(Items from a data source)
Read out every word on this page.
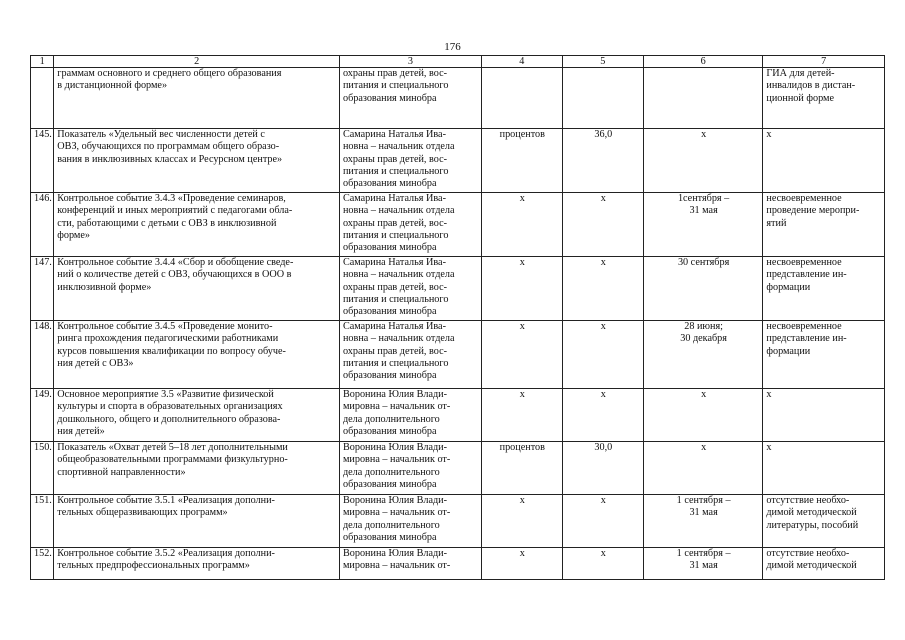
176
1	2	3	4	5	6	7

	граммам основного и среднего общего образования
в дистанционной форме»	охраны прав детей, вос-
питания и специального
образования минобра				ГИА для детей-
инвалидов в дистан-
ционной форме

145.	Показатель «Удельный вес численности детей с
ОВЗ, обучающихся по программам общего образо-
вания в инклюзивных классах и Ресурсном центре»	Самарина Наталья Ива-
новна – начальник отдела
охраны прав детей, вос-
питания и специального
образования минобра	процентов	36,0	х	х

146.	Контрольное событие 3.4.3 «Проведение семинаров,
конференций и иных мероприятий с педагогами обла-
сти, работающими с детьми с ОВЗ в инклюзивной
форме»	Самарина Наталья Ива-
новна – начальник отдела
охраны прав детей, вос-
питания и специального
образования минобра	х	х	1сентября –
31 мая	несвоевременное
проведение меропри-
ятий

147.	Контрольное событие 3.4.4 «Сбор и обобщение сведе-
ний о количестве детей с ОВЗ, обучающихся в ООО в
инклюзивной форме»	Самарина Наталья Ива-
новна – начальник отдела
охраны прав детей, вос-
питания и специального
образования минобра	х	х	30 сентября	несвоевременное
представление ин-
формации

148.	Контрольное событие 3.4.5 «Проведение монито-
ринга прохождения педагогическими работниками
курсов повышения квалификации по вопросу обуче-
ния детей с ОВЗ»	Самарина Наталья Ива-
новна – начальник отдела
охраны прав детей, вос-
питания и специального
образования минобра	х	х	28 июня;
30 декабря	несвоевременное
представление ин-
формации

149.	Основное мероприятие 3.5 «Развитие физической
культуры и спорта в образовательных организациях
дошкольного, общего и дополнительного образова-
ния детей»	Воронина Юлия Влади-
мировна – начальник от-
дела дополнительного
образования минобра	х	х	х	х

150.	Показатель «Охват детей 5–18 лет дополнительными
общеобразовательными программами физкультурно-
спортивной направленности»	Воронина Юлия Влади-
мировна – начальник от-
дела дополнительного
образования минобра	процентов	30,0	х	х

151.	Контрольное событие 3.5.1 «Реализация дополни-
тельных общеразвивающих программ»	Воронина Юлия Влади-
мировна – начальник от-
дела дополнительного
образования минобра	х	х	1 сентября –
31 мая	отсутствие необхо-
димой методической
литературы, пособий

152.	Контрольное событие 3.5.2 «Реализация дополни-
тельных предпрофессиональных программ»	Воронина Юлия Влади-
мировна – начальник от-	х	х	1 сентября –
31 мая	отсутствие необхо-
димой методической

> _Problem details_
From the entries, copy out each line containing the word "обучающихся".

> _Result for this task_
ОВЗ, обучающихся по программам общего образо-
ний о количестве детей с ОВЗ, обучающихся в ООО в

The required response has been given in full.